— Exercise brief —
Pull each line containing "text" out of the data and copy it.

— Raw data —
---+---

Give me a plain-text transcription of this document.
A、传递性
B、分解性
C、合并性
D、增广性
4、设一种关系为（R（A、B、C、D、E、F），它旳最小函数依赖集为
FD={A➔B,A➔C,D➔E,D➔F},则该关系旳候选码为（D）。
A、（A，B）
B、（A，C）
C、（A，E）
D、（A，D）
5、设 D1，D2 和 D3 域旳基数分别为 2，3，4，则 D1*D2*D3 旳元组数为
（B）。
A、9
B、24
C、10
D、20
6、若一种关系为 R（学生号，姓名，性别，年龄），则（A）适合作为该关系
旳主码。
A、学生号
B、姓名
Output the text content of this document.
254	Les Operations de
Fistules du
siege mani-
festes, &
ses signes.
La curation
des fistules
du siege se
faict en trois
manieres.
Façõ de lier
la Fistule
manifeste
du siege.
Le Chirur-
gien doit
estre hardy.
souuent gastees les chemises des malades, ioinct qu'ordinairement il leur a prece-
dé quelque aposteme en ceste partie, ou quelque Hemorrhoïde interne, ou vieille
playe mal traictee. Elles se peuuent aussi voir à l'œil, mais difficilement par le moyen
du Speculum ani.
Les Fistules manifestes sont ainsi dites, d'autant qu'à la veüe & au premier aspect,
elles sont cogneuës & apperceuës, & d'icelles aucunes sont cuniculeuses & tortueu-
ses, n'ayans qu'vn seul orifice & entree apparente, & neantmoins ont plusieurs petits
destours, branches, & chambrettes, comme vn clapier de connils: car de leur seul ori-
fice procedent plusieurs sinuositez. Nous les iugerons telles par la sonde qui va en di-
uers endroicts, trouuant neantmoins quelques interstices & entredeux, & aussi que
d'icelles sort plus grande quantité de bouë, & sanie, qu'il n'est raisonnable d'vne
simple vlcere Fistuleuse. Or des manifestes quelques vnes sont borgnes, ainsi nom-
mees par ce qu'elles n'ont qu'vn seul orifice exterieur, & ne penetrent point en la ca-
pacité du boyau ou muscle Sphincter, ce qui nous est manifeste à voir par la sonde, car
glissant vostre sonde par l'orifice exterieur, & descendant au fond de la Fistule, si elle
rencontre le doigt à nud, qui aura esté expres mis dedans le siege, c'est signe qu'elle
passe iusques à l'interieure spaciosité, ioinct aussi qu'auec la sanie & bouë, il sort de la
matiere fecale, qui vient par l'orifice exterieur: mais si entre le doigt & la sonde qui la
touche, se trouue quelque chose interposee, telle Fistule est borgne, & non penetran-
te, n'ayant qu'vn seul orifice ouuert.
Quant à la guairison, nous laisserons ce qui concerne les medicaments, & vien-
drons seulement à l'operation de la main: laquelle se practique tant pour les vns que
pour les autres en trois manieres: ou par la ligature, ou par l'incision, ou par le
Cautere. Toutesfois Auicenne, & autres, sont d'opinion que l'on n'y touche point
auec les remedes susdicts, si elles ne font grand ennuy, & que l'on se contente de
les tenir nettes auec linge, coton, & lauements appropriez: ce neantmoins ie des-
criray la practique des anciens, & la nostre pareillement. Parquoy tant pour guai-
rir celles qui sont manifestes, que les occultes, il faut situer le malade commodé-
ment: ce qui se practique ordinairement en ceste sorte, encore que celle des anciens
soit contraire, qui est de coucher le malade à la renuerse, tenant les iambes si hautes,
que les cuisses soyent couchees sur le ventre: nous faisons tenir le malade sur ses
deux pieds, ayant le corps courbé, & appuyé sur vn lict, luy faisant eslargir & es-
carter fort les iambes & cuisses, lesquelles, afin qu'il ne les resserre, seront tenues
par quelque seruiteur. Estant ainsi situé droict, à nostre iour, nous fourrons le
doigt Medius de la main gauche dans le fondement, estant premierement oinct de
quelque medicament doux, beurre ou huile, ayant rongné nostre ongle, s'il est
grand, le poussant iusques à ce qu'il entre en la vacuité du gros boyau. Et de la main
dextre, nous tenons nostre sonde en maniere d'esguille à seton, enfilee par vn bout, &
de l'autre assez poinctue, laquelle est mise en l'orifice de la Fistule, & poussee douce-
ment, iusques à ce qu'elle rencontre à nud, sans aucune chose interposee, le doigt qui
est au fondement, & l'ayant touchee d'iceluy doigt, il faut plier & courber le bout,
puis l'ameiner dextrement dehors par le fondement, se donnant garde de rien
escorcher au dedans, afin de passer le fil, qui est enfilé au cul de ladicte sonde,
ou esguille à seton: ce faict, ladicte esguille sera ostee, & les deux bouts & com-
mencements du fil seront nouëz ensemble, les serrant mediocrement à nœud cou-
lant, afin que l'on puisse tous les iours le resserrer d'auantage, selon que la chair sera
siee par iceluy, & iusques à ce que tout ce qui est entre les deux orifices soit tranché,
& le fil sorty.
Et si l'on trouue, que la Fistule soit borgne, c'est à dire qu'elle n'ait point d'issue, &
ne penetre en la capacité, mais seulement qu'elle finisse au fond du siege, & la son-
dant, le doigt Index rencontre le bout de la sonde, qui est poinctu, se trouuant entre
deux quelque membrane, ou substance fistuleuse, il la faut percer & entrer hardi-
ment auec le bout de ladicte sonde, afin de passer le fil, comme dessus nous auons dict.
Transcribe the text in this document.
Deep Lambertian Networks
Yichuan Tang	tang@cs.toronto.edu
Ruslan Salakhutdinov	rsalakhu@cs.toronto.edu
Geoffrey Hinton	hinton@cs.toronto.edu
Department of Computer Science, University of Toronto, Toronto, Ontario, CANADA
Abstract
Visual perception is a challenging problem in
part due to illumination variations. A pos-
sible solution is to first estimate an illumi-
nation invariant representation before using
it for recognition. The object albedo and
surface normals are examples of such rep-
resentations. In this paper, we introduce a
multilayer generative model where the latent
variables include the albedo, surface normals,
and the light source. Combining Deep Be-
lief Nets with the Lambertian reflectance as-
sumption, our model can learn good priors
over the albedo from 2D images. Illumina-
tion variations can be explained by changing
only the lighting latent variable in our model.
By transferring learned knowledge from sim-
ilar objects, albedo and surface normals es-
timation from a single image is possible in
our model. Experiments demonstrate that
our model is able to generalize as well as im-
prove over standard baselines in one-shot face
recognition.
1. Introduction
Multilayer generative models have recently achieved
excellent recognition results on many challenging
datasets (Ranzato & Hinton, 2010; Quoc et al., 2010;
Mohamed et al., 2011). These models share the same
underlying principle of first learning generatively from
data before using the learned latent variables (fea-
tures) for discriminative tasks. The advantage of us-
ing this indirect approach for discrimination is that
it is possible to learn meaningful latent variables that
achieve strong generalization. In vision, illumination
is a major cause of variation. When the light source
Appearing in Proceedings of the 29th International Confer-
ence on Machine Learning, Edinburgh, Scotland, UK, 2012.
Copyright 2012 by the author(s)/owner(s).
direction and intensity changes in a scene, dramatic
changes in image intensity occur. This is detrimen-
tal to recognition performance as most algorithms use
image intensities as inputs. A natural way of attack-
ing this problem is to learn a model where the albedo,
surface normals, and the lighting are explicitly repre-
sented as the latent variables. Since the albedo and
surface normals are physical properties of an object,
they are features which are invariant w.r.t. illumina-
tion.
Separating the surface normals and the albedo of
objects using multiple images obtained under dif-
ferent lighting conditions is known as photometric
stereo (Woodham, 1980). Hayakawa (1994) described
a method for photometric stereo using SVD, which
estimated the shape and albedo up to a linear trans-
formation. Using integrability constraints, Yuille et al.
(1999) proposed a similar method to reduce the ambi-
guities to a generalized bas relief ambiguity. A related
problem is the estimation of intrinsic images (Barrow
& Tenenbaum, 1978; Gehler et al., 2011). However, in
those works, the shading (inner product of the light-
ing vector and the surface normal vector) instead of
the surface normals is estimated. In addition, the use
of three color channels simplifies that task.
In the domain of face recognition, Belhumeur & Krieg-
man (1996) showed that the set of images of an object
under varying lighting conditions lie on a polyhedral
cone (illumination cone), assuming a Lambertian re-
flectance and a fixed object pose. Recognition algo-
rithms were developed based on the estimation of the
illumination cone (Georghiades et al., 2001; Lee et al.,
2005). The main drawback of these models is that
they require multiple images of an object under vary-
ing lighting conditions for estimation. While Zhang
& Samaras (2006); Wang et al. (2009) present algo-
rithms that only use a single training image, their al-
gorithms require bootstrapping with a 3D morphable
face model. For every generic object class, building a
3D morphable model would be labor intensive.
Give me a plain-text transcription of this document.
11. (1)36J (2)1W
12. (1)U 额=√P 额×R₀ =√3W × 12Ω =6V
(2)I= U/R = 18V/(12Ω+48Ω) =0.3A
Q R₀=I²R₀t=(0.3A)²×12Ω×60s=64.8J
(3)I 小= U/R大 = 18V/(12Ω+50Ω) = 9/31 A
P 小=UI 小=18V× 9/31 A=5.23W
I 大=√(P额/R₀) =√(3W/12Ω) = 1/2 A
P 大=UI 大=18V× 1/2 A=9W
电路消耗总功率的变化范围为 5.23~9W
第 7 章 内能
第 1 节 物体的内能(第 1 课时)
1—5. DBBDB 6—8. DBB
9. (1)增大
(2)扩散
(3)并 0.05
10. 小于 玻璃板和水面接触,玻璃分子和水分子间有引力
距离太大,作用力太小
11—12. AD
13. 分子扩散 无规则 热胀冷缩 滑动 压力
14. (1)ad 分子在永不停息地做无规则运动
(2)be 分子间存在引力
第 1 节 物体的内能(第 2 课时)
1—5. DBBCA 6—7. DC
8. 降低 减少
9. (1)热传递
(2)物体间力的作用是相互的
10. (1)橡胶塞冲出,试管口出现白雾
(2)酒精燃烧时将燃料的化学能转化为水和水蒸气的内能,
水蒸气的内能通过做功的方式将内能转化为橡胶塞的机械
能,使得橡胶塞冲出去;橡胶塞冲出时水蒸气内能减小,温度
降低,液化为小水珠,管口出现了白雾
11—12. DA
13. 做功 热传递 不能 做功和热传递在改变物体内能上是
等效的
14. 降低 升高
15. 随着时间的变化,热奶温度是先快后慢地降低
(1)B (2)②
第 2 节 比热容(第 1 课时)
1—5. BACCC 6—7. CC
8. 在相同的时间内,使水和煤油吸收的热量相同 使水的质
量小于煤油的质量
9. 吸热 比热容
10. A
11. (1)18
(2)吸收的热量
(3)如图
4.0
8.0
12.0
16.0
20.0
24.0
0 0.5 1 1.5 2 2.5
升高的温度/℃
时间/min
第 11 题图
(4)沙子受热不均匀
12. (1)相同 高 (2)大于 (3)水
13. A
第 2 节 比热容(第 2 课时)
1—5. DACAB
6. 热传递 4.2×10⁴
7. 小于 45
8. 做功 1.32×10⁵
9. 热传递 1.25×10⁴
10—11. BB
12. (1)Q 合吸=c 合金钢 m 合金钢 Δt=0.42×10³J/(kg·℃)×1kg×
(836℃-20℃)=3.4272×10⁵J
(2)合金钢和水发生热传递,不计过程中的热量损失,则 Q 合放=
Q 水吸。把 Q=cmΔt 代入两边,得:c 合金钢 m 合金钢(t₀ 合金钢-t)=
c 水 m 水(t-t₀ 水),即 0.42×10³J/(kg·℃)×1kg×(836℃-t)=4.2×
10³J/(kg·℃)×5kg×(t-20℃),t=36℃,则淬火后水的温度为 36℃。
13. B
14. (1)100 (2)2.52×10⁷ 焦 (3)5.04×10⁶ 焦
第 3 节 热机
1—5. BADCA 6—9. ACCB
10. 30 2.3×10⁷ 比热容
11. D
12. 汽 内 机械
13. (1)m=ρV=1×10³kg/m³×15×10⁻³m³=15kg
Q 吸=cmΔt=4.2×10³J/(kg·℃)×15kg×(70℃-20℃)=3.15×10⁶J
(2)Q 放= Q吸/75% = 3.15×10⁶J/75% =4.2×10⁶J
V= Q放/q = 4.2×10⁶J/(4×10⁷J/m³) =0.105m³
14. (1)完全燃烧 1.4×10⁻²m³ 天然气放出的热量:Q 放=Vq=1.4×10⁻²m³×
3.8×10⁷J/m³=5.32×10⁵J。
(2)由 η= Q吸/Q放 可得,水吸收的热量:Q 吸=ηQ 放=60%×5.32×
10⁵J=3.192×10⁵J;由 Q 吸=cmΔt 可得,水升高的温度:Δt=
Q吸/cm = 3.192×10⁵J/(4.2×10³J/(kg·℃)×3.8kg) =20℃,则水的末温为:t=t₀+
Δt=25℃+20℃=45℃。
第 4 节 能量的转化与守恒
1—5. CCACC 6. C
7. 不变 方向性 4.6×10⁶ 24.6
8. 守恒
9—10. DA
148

---+---

— Answer to this task —
Give me a plain-text transcription of this document.
Output the text content of this document.
Transcribe the text in this document.
Give me a plain-text transcription of this document.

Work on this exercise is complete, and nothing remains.